Extracted data entries =
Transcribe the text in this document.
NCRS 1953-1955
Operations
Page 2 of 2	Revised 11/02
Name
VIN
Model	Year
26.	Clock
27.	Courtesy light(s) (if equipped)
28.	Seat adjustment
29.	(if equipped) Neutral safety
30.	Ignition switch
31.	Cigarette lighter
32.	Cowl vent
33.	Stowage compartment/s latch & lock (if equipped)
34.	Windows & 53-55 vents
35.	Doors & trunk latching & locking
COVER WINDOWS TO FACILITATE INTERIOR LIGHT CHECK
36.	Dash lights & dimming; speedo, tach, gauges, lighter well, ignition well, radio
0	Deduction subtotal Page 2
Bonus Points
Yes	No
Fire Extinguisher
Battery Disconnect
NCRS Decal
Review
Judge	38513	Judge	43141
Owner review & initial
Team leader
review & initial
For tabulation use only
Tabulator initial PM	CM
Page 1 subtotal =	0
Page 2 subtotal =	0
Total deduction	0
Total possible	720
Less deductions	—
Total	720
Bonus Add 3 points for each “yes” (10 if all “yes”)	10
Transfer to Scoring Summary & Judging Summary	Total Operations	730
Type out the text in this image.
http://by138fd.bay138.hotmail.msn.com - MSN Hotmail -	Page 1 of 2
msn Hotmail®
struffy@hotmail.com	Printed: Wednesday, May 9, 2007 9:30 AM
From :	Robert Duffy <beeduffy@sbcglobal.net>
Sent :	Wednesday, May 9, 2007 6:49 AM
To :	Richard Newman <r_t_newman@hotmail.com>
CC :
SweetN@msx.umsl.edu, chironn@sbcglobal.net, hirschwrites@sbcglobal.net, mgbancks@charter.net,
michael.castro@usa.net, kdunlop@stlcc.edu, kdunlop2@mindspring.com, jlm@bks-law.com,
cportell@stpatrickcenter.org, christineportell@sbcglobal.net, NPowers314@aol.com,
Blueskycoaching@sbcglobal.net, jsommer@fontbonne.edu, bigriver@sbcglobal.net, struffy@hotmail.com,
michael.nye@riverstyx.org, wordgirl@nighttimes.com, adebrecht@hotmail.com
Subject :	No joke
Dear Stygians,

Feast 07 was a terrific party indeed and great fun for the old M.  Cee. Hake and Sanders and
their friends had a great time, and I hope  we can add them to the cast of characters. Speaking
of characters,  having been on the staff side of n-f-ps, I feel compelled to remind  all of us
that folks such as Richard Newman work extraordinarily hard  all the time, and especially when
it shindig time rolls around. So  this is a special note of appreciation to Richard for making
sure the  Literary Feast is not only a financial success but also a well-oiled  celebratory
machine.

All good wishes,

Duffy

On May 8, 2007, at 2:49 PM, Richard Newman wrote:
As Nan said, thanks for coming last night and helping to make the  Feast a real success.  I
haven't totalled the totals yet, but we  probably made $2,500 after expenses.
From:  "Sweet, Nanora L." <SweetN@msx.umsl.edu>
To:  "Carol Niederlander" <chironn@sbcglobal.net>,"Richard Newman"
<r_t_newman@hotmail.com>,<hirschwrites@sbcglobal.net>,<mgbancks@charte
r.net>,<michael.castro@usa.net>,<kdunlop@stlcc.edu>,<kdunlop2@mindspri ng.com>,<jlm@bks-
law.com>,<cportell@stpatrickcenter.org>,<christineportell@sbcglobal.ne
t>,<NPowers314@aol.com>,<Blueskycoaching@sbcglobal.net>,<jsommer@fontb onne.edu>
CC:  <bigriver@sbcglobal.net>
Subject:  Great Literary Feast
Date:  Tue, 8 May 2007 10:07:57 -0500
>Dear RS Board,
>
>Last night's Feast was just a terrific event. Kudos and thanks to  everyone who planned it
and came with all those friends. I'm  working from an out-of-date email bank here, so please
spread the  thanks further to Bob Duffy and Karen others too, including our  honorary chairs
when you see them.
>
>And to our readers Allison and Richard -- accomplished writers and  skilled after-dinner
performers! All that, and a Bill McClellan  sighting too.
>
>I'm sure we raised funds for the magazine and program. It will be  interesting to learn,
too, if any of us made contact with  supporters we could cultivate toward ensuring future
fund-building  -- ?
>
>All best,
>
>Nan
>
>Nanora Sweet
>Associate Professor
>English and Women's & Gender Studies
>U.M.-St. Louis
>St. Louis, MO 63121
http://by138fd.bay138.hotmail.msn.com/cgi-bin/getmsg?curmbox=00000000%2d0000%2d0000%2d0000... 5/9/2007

BRIEF = Find the lines above that contain the word "with" and collect them.

ANSWER TO THIS EXERCISE =
and came with all those friends. I'm  working from an out-of-date email bank here, so please
too, if any of us made contact with  supporters we could cultivate toward ensuring future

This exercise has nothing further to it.